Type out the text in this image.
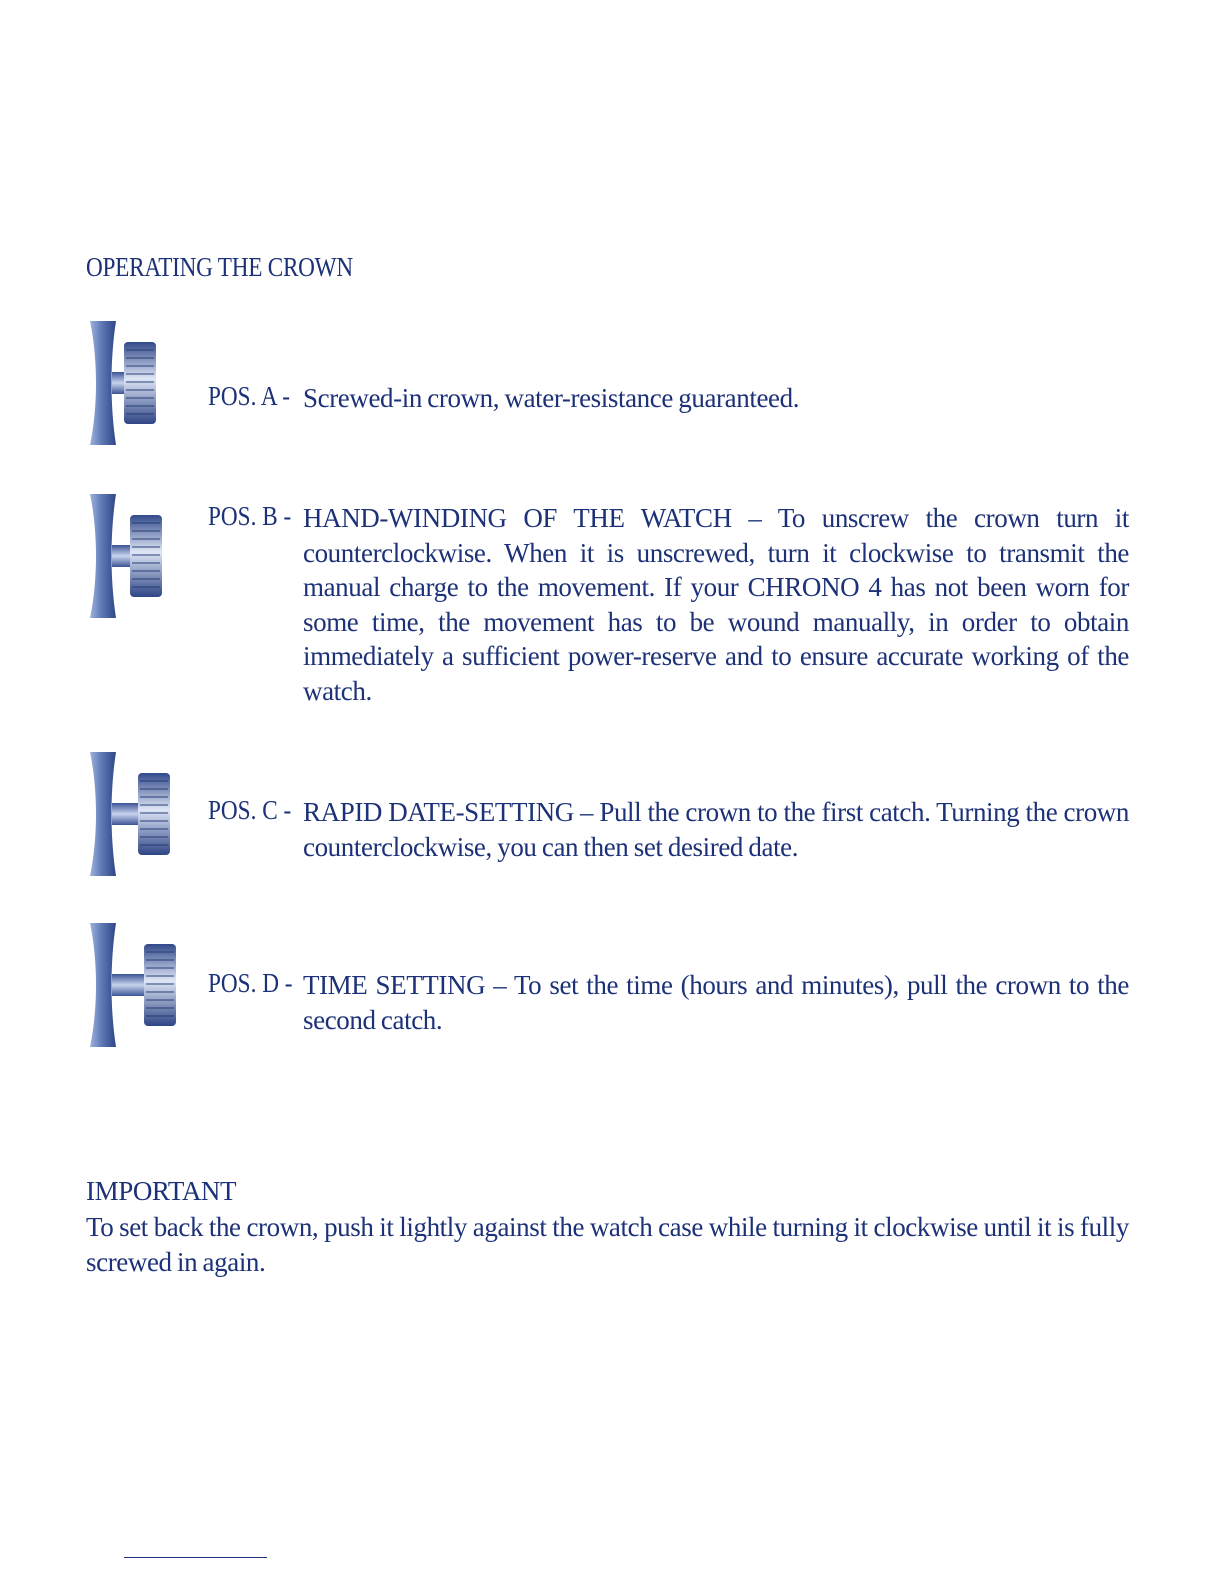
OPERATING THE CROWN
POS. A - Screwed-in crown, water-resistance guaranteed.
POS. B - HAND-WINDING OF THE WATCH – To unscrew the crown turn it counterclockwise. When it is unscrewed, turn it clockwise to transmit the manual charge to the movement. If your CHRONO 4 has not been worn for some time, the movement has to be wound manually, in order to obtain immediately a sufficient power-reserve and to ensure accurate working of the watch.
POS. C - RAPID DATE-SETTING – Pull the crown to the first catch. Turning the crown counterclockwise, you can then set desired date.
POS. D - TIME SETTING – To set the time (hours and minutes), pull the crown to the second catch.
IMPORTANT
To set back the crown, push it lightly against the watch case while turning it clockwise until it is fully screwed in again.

=-=-=-=-=

### [Exercise task]
Copy the records exactly. Skip the pictures.

### [Exercise answer]
Type out the text in this image.
OPERATING THE CROWN
POS. A - Screwed-in crown, water-resistance guaranteed.
POS. B - HAND-WINDING OF THE WATCH – To unscrew the crown turn it counterclockwise. When it is unscrewed, turn it clockwise to transmit the manual charge to the movement. If your CHRONO 4 has not been worn for some time, the movement has to be wound manually, in order to obtain immediately a sufficient power-reserve and to ensure accurate working of the watch.
POS. C - RAPID DATE-SETTING – Pull the crown to the first catch. Turning the crown counterclockwise, you can then set desired date.
POS. D - TIME SETTING – To set the time (hours and minutes), pull the crown to the second catch.
IMPORTANT
To set back the crown, push it lightly against the watch case while turning it clockwise until it is fully screwed in again.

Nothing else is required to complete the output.